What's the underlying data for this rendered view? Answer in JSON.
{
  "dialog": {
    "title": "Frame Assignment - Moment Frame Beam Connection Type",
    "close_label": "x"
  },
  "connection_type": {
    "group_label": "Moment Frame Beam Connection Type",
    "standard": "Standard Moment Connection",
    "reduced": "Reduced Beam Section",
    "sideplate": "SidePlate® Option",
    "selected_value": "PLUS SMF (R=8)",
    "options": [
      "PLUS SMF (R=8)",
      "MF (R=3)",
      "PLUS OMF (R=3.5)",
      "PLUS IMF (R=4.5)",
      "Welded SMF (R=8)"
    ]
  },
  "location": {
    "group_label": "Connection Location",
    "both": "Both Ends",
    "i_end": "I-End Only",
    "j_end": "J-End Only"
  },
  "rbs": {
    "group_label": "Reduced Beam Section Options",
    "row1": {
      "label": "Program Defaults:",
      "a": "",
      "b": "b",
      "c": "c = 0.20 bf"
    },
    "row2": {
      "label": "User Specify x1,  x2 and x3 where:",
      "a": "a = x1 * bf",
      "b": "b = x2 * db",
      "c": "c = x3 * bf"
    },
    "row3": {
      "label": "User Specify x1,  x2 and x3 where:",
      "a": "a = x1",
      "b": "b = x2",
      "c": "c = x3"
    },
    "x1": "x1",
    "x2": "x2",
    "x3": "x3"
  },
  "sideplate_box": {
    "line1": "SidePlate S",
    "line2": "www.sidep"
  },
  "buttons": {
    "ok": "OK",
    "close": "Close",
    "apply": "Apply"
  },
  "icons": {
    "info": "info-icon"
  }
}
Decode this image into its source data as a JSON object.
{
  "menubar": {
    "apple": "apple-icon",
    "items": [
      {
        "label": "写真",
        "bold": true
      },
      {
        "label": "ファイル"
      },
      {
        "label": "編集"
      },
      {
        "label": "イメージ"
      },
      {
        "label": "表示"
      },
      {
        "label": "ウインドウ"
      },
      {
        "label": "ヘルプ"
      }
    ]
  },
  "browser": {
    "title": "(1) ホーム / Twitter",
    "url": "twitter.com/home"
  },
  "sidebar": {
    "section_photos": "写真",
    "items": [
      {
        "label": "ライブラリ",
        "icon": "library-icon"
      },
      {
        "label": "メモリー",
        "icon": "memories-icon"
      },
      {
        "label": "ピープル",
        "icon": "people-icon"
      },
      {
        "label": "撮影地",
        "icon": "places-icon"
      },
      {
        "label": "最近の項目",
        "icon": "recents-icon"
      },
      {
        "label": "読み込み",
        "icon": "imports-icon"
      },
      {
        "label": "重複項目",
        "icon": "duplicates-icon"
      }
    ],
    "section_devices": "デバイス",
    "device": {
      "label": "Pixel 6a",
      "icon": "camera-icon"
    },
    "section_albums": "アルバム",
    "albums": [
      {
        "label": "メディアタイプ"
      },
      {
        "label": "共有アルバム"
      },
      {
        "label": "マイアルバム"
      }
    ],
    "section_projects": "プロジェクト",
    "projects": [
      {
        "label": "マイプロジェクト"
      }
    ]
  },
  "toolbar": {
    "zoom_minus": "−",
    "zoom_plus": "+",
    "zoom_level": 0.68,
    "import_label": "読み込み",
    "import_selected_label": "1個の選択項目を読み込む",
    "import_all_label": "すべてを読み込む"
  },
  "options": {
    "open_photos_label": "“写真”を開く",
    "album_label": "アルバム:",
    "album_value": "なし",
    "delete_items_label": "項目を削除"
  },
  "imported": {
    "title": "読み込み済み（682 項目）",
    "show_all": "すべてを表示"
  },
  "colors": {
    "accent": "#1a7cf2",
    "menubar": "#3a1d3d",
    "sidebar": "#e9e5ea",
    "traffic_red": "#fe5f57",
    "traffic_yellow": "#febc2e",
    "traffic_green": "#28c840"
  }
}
^^^^
▸ What is needed
Your task is to pick out every line with the string "JSON" and copy it.

▸ Reply to the task
What's the underlying data for this rendered view? Answer in JSON.
Decode this image into its source data as a JSON object.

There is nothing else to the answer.